Exercise instructions:
Out of all the lines below, count those with the word "Output". Give the number only.

Data extracted from a collection
◇ ◇ ◇

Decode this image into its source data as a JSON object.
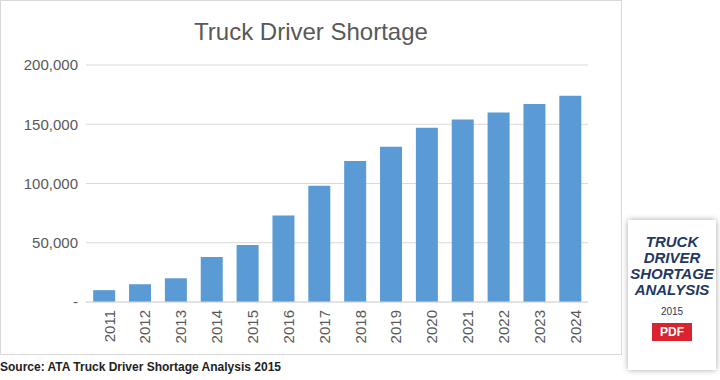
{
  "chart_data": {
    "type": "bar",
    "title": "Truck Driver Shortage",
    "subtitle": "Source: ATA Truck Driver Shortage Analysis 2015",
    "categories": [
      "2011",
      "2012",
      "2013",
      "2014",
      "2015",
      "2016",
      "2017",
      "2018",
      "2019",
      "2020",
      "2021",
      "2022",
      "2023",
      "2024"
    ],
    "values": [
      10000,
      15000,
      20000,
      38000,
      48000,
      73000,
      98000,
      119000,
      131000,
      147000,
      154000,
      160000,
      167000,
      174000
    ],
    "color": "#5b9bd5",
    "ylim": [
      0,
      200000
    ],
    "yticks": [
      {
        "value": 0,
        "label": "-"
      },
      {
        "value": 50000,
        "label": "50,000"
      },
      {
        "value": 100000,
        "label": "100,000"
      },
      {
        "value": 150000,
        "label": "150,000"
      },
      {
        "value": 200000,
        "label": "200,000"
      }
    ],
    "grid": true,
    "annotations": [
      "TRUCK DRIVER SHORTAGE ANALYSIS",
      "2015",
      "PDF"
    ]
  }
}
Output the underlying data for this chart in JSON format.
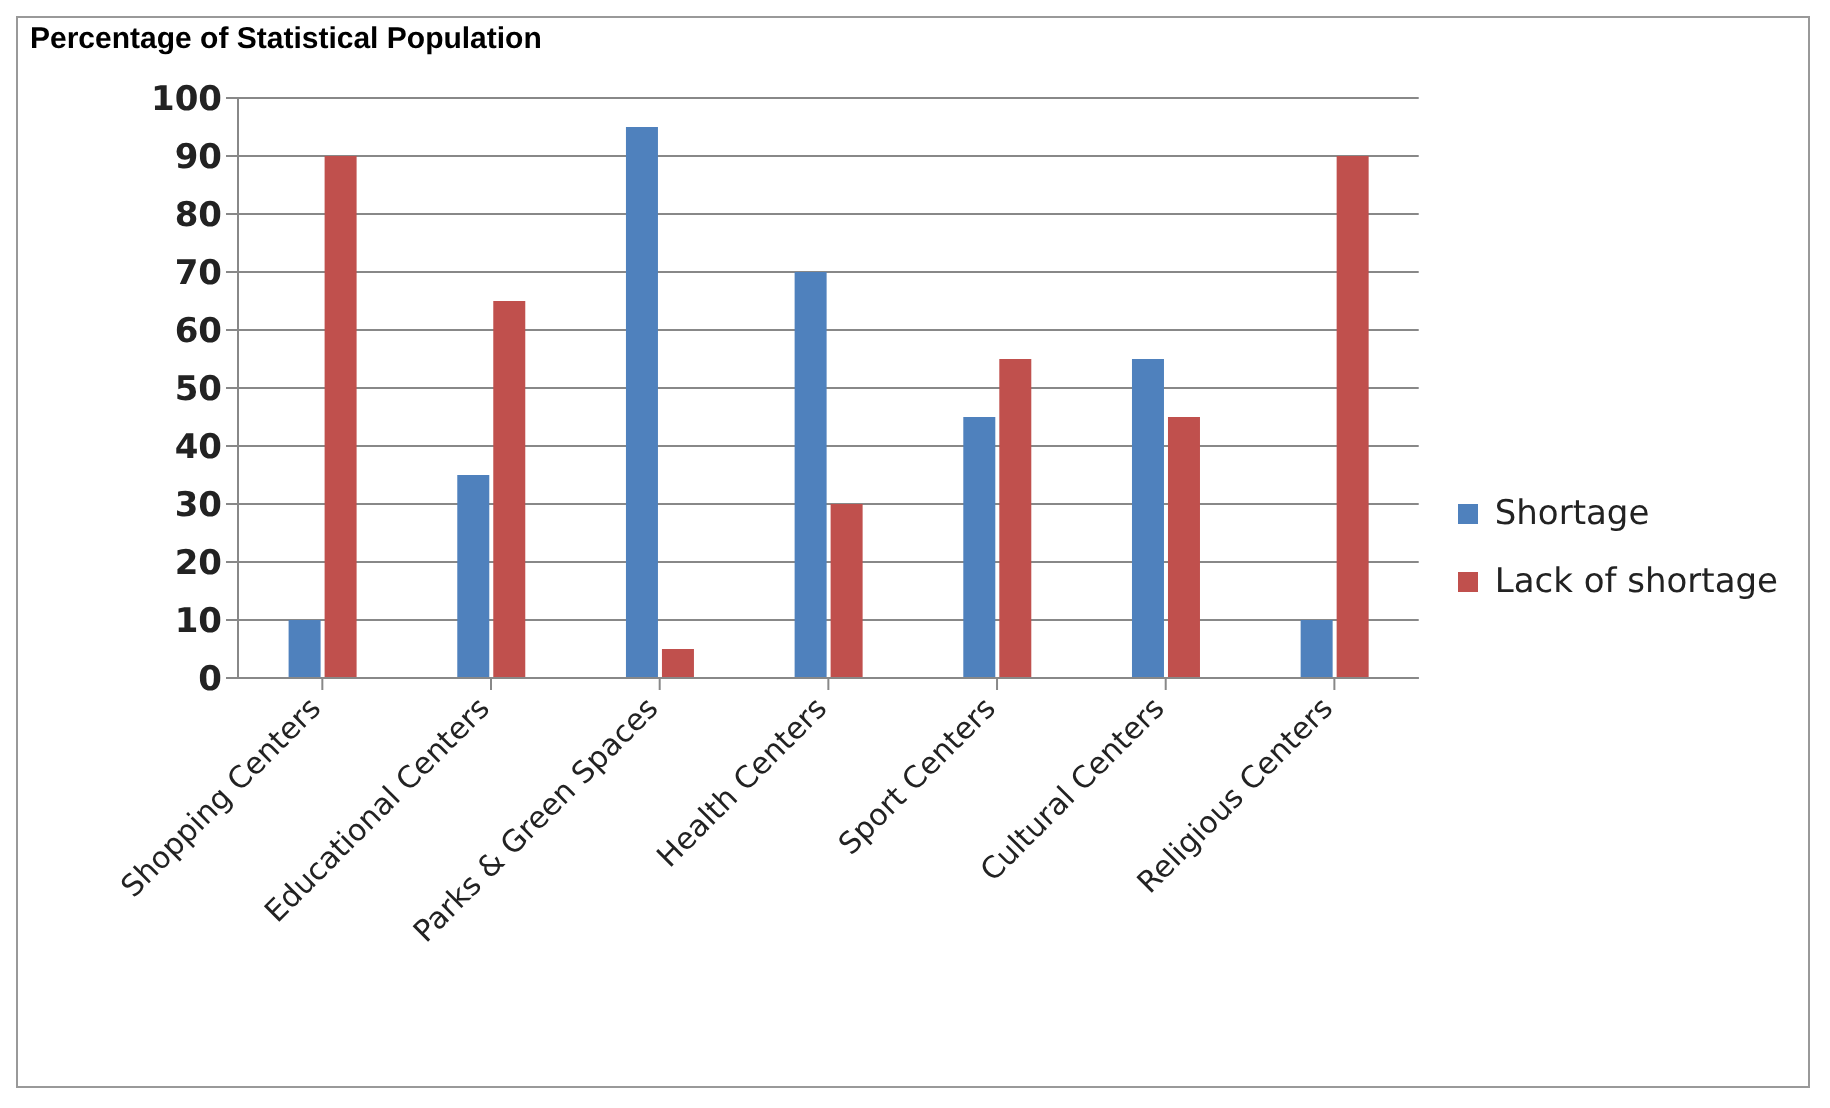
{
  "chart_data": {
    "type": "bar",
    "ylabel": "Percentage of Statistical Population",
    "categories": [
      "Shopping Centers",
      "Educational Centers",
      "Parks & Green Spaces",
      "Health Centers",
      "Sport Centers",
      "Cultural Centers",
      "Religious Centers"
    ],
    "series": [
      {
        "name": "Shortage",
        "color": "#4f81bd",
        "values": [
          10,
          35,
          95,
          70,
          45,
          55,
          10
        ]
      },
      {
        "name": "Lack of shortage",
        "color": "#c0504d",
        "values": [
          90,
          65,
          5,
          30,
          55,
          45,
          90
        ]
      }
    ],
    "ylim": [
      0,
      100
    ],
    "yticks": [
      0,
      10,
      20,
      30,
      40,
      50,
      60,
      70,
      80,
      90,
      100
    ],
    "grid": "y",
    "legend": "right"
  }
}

◇ ◇ ◇

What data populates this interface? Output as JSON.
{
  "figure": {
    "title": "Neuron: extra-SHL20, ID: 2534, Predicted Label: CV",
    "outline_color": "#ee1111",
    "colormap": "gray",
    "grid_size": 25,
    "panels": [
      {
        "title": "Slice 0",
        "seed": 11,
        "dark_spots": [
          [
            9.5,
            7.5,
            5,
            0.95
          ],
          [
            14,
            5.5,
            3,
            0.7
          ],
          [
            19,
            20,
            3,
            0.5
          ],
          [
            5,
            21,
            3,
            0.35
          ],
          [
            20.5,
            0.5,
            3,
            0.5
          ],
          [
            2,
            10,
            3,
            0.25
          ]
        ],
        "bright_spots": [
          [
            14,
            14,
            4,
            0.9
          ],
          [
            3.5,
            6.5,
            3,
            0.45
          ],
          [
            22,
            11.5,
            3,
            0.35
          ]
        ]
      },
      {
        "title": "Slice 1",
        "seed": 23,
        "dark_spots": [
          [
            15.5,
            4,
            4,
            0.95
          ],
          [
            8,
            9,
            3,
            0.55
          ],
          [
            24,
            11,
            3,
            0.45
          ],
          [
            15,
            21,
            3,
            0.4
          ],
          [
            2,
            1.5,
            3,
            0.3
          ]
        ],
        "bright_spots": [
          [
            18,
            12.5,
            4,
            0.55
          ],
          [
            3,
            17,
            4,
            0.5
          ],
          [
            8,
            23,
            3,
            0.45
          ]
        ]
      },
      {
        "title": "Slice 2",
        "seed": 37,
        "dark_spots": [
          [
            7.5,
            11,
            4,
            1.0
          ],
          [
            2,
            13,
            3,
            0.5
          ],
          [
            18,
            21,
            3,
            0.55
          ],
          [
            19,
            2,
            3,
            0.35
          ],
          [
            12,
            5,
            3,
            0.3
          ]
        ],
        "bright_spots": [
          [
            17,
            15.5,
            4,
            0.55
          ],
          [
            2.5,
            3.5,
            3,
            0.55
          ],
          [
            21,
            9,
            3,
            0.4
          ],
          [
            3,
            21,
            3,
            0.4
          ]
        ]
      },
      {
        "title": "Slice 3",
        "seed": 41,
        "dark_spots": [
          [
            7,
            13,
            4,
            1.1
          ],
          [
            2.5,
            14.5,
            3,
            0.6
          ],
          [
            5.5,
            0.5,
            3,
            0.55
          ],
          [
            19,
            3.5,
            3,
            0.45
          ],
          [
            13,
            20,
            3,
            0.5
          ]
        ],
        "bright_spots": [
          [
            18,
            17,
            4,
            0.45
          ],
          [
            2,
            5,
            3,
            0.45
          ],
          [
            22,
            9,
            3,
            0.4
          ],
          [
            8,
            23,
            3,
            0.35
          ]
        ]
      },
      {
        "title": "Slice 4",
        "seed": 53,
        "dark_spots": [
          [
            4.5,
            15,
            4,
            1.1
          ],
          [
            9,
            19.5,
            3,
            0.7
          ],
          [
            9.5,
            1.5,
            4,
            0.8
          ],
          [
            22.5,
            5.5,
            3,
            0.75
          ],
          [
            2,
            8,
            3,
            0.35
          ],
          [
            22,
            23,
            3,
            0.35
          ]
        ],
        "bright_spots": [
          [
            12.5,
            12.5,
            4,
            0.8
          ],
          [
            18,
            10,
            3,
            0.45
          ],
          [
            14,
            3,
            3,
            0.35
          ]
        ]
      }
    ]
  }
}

◇ ◇ ◇

Solved exercise:
2